Nothing in the data should change when you return it, but leave the pictures out.

# # # # # # #

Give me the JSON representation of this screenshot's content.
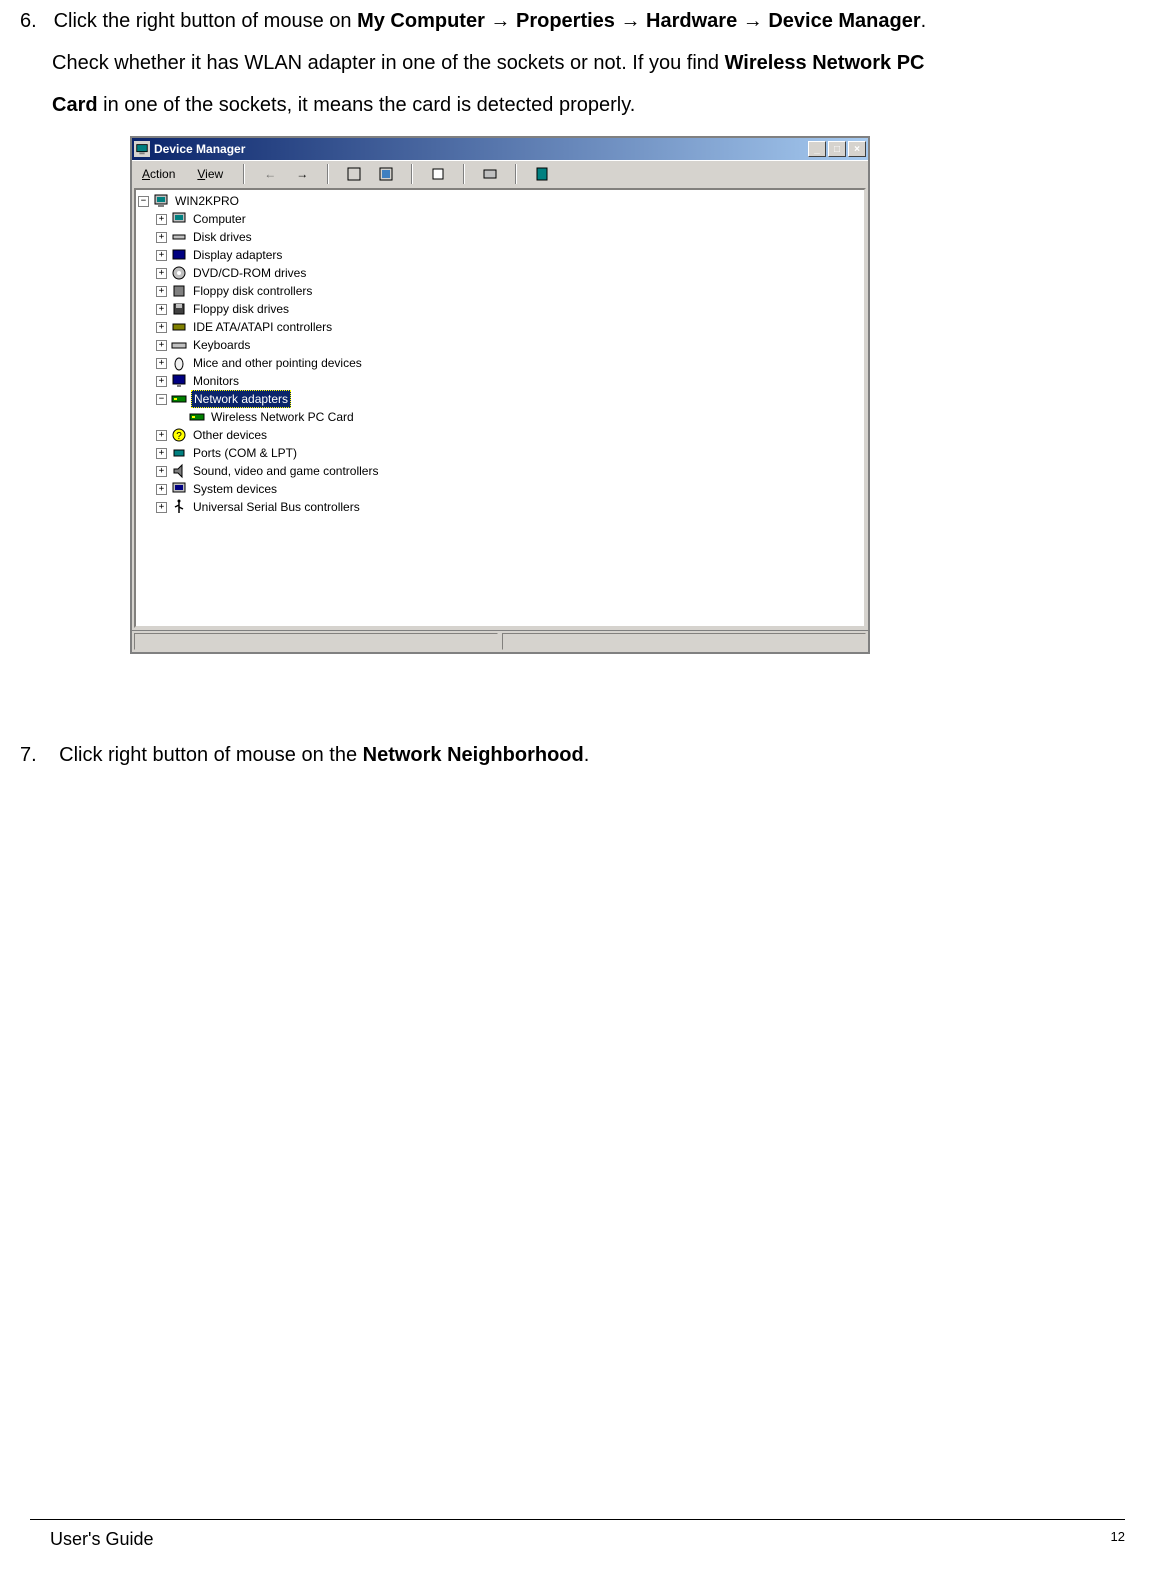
{
  "steps": {
    "s6": {
      "num": "6.",
      "t1": "Click the right button of mouse on ",
      "b1": "My Computer",
      "arr": " → ",
      "b2": "Properties",
      "b3": "Hardware",
      "b4": "Device Manager",
      "t2": ".",
      "t3": "Check whether it has WLAN adapter in one of the sockets or not.  If you find ",
      "b5": "Wireless Network PC",
      "b6": "Card",
      "t4": " in one of the sockets, it means the card is detected properly."
    },
    "s7": {
      "num": "7.",
      "t1": "Click right button of mouse on the ",
      "b1": "Network Neighborhood",
      "t2": "."
    }
  },
  "dm": {
    "title": "Device Manager",
    "menu": {
      "action": "Action",
      "view": "View"
    },
    "tree": {
      "root": "WIN2KPRO",
      "items": [
        "Computer",
        "Disk drives",
        "Display adapters",
        "DVD/CD-ROM drives",
        "Floppy disk controllers",
        "Floppy disk drives",
        "IDE ATA/ATAPI controllers",
        "Keyboards",
        "Mice and other pointing devices",
        "Monitors"
      ],
      "network": "Network adapters",
      "network_child": "Wireless Network PC Card",
      "after": [
        "Other devices",
        "Ports (COM & LPT)",
        "Sound, video and game controllers",
        "System devices",
        "Universal Serial Bus controllers"
      ]
    }
  },
  "footer": {
    "guide": "User's Guide",
    "page": "12"
  },
  "glyph": {
    "plus": "+",
    "minus": "−",
    "arrow_left": "←",
    "arrow_right": "→",
    "min": "_",
    "max": "□",
    "close": "×"
  }
}
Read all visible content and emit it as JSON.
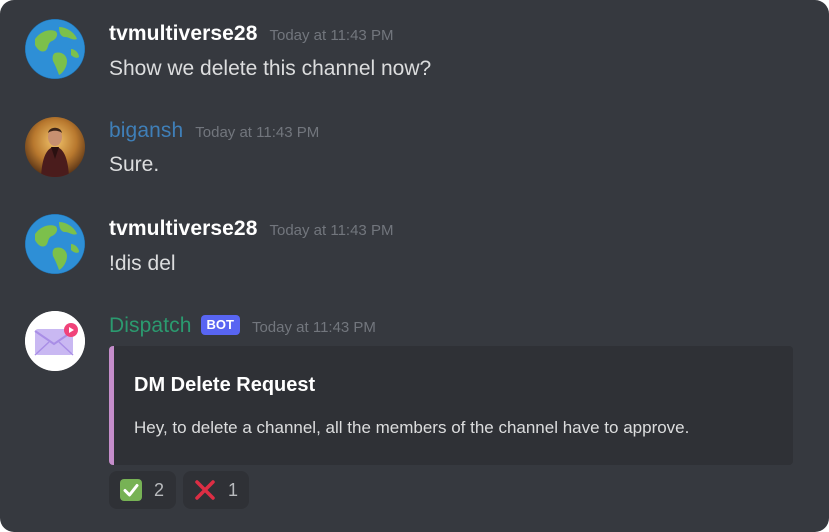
{
  "messages": [
    {
      "author": "tvmultiverse28",
      "timestamp": "Today at 11:43 PM",
      "text": "Show we delete this channel now?",
      "avatar": "earth-globe-icon"
    },
    {
      "author": "bigansh",
      "timestamp": "Today at 11:43 PM",
      "text": "Sure.",
      "avatar": "person-photo",
      "name_color": "#3f7fb8"
    },
    {
      "author": "tvmultiverse28",
      "timestamp": "Today at 11:43 PM",
      "text": "!dis del",
      "avatar": "earth-globe-icon"
    },
    {
      "author": "Dispatch",
      "badge": "BOT",
      "timestamp": "Today at 11:43 PM",
      "avatar": "envelope-icon",
      "name_color": "#2b9a6f",
      "embed": {
        "title": "DM Delete Request",
        "description": "Hey, to delete a channel, all the members of the channel have to approve.",
        "accent_color": "#c58dcb"
      },
      "reactions": [
        {
          "emoji": "check-mark-icon",
          "count": "2"
        },
        {
          "emoji": "cross-mark-icon",
          "count": "1"
        }
      ]
    }
  ],
  "colors": {
    "background": "#36393f",
    "embed_background": "#2f3136",
    "bot_badge": "#5865f2"
  }
}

# # # # # # #

**WORKED ANSWER**:
Give me the JSON representation of this screenshot's content.
{
  "steps": {
    "s6": {
      "num": "6.",
      "t1": "Click the right button of mouse on ",
      "b1": "My Computer",
      "arr": " → ",
      "b2": "Properties",
      "b3": "Hardware",
      "b4": "Device Manager",
      "t2": ".",
      "t3": "Check whether it has WLAN adapter in one of the sockets or not.  If you find ",
      "b5": "Wireless Network PC",
      "b6": "Card",
      "t4": " in one of the sockets, it means the card is detected properly."
    },
    "s7": {
      "num": "7.",
      "t1": "Click right button of mouse on the ",
      "b1": "Network Neighborhood",
      "t2": "."
    }
  },
  "dm": {
    "title": "Device Manager",
    "menu": {
      "action": "Action",
      "view": "View"
    },
    "tree": {
      "root": "WIN2KPRO",
      "items": [
        "Computer",
        "Disk drives",
        "Display adapters",
        "DVD/CD-ROM drives",
        "Floppy disk controllers",
        "Floppy disk drives",
        "IDE ATA/ATAPI controllers",
        "Keyboards",
        "Mice and other pointing devices",
        "Monitors"
      ],
      "network": "Network adapters",
      "network_child": "Wireless Network PC Card",
      "after": [
        "Other devices",
        "Ports (COM & LPT)",
        "Sound, video and game controllers",
        "System devices",
        "Universal Serial Bus controllers"
      ]
    }
  },
  "footer": {
    "guide": "User's Guide",
    "page": "12"
  },
  "glyph": {
    "plus": "+",
    "minus": "−",
    "arrow_left": "←",
    "arrow_right": "→",
    "min": "_",
    "max": "□",
    "close": "×"
  }
}
Read all visible content and emit it as JSON.
{
  "messages": [
    {
      "author": "tvmultiverse28",
      "timestamp": "Today at 11:43 PM",
      "text": "Show we delete this channel now?",
      "avatar": "earth-globe-icon"
    },
    {
      "author": "bigansh",
      "timestamp": "Today at 11:43 PM",
      "text": "Sure.",
      "avatar": "person-photo",
      "name_color": "#3f7fb8"
    },
    {
      "author": "tvmultiverse28",
      "timestamp": "Today at 11:43 PM",
      "text": "!dis del",
      "avatar": "earth-globe-icon"
    },
    {
      "author": "Dispatch",
      "badge": "BOT",
      "timestamp": "Today at 11:43 PM",
      "avatar": "envelope-icon",
      "name_color": "#2b9a6f",
      "embed": {
        "title": "DM Delete Request",
        "description": "Hey, to delete a channel, all the members of the channel have to approve.",
        "accent_color": "#c58dcb"
      },
      "reactions": [
        {
          "emoji": "check-mark-icon",
          "count": "2"
        },
        {
          "emoji": "cross-mark-icon",
          "count": "1"
        }
      ]
    }
  ],
  "colors": {
    "background": "#36393f",
    "embed_background": "#2f3136",
    "bot_badge": "#5865f2"
  }
}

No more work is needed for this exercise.